[Data entries for graphics]
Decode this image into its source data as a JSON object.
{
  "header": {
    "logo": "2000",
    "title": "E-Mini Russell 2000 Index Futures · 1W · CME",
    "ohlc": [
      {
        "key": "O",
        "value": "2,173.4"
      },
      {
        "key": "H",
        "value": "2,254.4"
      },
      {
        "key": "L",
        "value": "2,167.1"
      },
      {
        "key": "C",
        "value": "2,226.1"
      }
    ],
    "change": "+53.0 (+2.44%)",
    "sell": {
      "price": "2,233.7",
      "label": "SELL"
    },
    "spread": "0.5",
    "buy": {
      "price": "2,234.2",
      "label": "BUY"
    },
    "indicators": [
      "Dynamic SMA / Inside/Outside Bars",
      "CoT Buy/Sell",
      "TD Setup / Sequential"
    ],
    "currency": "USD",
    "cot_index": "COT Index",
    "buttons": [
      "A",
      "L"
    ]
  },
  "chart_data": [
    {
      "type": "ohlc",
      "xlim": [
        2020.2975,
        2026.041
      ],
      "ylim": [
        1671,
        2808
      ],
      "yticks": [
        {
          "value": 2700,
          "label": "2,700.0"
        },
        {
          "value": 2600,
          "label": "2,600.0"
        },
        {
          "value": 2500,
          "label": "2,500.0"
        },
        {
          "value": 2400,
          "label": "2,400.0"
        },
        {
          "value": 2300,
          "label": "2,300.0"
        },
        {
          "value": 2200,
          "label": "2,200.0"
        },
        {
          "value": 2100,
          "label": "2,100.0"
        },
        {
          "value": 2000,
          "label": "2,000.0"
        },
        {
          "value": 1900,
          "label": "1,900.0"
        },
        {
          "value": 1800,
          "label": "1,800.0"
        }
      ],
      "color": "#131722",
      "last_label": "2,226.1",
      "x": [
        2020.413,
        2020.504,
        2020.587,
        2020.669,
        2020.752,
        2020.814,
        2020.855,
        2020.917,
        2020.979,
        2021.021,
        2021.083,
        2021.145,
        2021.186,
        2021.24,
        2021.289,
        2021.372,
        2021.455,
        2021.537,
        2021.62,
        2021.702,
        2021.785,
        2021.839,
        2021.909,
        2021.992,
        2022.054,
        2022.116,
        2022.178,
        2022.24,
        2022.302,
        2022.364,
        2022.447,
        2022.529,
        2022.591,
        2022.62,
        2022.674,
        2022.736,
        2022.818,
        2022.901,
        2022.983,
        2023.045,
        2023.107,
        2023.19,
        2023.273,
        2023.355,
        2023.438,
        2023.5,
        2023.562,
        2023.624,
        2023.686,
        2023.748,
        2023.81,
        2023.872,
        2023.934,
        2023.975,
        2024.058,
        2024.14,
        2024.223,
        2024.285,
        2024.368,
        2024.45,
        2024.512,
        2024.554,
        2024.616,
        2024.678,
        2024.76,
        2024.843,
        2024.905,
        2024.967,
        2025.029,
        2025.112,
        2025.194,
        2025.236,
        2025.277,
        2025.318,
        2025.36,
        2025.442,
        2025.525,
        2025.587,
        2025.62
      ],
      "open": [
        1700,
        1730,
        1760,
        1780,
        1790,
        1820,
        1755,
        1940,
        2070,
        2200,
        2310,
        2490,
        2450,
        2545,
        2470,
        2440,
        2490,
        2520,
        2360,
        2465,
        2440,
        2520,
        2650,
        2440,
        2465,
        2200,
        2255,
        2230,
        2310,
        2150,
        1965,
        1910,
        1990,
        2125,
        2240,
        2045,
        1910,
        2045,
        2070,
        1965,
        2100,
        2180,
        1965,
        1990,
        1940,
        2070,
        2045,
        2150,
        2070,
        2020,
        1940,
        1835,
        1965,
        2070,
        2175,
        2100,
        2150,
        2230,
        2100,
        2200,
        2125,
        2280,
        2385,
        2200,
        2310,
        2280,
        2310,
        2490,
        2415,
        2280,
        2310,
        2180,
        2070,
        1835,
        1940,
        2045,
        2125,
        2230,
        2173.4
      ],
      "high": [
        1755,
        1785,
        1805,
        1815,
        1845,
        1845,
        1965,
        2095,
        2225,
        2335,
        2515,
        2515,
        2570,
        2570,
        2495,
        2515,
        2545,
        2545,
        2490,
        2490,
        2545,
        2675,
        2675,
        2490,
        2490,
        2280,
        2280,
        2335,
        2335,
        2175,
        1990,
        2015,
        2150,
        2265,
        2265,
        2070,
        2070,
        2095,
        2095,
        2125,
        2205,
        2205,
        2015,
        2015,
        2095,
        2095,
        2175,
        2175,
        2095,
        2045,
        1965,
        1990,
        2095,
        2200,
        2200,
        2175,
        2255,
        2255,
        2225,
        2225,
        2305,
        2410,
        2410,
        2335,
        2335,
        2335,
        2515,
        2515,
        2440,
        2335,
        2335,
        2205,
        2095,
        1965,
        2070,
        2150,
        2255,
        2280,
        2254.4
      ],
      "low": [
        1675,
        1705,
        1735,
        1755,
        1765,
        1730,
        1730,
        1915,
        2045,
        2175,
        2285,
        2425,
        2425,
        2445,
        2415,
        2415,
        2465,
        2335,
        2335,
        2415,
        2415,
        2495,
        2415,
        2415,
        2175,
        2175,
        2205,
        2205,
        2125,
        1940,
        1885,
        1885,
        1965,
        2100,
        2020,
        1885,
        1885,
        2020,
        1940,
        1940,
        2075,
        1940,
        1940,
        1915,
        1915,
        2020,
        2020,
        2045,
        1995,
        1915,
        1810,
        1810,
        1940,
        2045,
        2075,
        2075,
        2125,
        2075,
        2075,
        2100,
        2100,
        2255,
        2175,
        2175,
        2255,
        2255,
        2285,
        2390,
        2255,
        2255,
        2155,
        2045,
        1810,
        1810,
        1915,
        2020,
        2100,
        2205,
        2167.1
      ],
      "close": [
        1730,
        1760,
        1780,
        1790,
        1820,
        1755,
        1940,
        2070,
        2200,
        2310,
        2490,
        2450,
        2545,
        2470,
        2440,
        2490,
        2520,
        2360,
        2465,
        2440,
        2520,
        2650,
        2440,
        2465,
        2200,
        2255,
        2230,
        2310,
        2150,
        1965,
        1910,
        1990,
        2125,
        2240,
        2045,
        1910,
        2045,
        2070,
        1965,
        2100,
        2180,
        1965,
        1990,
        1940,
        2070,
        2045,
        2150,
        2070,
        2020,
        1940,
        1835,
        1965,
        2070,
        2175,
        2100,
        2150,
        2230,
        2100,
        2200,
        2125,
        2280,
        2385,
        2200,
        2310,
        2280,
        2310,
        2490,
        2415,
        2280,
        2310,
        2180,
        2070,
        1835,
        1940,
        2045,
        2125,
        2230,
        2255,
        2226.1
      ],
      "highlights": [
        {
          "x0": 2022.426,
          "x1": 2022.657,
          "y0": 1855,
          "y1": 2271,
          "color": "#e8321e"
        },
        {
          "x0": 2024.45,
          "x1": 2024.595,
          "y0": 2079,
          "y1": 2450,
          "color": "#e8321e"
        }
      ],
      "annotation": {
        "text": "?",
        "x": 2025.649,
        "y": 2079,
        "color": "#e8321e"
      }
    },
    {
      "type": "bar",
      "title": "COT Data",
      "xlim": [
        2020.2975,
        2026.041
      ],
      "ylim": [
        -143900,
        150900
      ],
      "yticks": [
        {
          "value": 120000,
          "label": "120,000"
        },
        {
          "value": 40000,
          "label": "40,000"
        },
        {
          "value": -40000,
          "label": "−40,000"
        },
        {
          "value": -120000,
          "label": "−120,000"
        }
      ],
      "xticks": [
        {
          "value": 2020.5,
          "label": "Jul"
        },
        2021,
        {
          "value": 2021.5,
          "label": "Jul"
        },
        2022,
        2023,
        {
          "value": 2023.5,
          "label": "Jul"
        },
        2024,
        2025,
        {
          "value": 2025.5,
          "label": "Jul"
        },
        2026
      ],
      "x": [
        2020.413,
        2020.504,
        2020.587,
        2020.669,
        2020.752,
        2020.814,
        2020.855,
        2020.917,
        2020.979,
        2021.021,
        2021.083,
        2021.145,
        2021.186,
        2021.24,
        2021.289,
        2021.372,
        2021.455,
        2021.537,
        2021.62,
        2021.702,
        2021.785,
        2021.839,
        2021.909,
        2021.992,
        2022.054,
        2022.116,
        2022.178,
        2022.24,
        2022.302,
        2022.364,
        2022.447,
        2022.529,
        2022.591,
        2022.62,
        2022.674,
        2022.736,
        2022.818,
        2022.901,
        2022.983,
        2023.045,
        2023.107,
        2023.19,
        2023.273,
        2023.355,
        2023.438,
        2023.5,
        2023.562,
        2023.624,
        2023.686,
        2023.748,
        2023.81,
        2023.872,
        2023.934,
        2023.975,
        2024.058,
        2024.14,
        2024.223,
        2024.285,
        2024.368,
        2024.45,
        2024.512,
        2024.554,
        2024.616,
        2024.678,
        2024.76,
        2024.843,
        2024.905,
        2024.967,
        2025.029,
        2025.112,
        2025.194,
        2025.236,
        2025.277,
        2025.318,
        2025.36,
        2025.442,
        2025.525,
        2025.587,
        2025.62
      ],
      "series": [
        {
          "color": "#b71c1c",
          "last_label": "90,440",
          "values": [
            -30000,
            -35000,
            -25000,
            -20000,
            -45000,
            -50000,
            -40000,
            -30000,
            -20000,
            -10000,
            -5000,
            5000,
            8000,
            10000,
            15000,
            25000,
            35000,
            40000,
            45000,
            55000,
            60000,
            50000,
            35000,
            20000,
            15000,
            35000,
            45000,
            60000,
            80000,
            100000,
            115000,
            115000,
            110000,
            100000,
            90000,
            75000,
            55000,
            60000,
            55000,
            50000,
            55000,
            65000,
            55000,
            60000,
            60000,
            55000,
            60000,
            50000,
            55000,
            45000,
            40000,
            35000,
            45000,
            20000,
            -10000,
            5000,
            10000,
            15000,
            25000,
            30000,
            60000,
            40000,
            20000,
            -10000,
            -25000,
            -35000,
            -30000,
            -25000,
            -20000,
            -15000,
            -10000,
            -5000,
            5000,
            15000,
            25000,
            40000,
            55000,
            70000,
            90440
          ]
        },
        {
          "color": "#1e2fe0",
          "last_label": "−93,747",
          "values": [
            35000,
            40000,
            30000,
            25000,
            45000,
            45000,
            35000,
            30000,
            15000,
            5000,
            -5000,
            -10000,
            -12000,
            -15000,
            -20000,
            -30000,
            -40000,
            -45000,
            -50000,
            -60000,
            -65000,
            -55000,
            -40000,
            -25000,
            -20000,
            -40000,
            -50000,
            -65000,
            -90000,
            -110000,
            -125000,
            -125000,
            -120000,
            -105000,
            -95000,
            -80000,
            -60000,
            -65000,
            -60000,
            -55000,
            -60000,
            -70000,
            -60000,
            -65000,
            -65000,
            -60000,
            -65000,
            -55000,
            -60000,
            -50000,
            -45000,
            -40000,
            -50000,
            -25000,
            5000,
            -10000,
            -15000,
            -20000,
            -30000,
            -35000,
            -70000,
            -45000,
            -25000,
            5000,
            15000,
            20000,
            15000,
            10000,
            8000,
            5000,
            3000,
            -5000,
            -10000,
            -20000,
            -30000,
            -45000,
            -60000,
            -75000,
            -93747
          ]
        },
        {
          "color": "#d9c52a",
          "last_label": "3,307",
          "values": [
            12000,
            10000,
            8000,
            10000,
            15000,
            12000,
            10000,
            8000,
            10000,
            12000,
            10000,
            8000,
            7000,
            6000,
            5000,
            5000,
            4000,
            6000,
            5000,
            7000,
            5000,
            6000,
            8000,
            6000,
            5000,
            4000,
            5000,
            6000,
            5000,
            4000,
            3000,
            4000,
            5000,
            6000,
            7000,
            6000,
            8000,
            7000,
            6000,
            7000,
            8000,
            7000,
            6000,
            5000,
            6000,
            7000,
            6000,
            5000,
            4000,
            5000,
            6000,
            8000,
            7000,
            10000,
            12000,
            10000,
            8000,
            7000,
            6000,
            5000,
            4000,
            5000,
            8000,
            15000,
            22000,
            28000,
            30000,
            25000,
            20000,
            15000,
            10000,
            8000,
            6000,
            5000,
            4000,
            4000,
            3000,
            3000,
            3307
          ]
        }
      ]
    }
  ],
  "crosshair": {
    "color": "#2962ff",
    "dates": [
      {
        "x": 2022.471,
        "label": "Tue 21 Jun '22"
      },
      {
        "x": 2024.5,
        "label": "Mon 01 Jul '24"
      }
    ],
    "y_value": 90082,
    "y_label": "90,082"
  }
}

Required task =
From the material above, count the lines that include "Index" and give only the total.

Complete output =
2